**WHAT YOU WILL DO:**
Retype the data that follows line by line, exactly, and leave its pictures out.

Recorded data
::::::::
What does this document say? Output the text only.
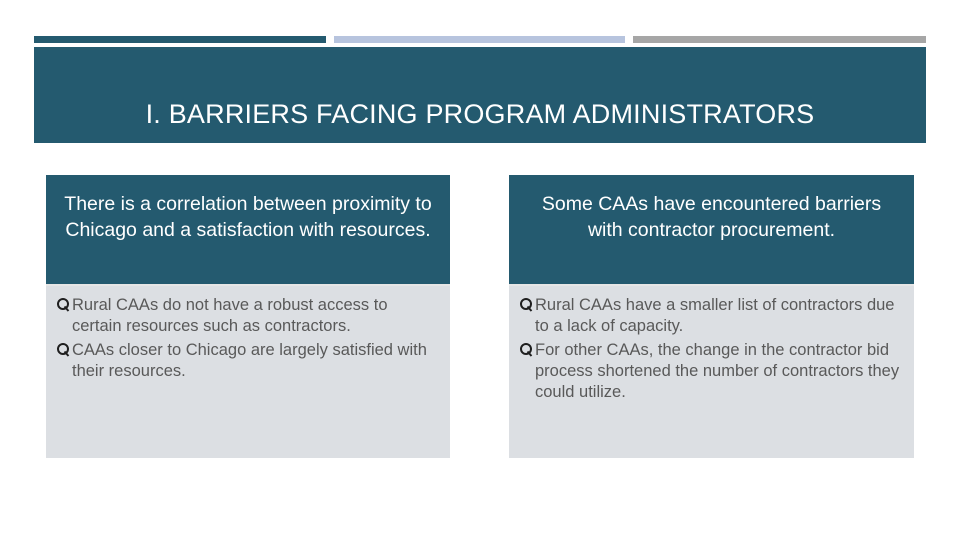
I. BARRIERS FACING PROGRAM ADMINISTRATORS
There is a correlation between proximity to Chicago and a satisfaction with resources.
Rural CAAs do not have a robust access to certain resources such as contractors.
CAAs closer to Chicago are largely satisfied with their resources.
Some CAAs have encountered barriers with contractor procurement.
Rural CAAs have a smaller list of contractors due to a lack of capacity.
For other CAAs, the change in the contractor bid process shortened the number of contractors they could utilize.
::::::::
**THE COMPLETED TASK:**
What does this document say? Output the text only.
I. BARRIERS FACING PROGRAM ADMINISTRATORS
There is a correlation between proximity to Chicago and a satisfaction with resources.
Rural CAAs do not have a robust access to certain resources such as contractors.
CAAs closer to Chicago are largely satisfied with their resources.
Some CAAs have encountered barriers with contractor procurement.
Rural CAAs have a smaller list of contractors due to a lack of capacity.
For other CAAs, the change in the contractor bid process shortened the number of contractors they could utilize.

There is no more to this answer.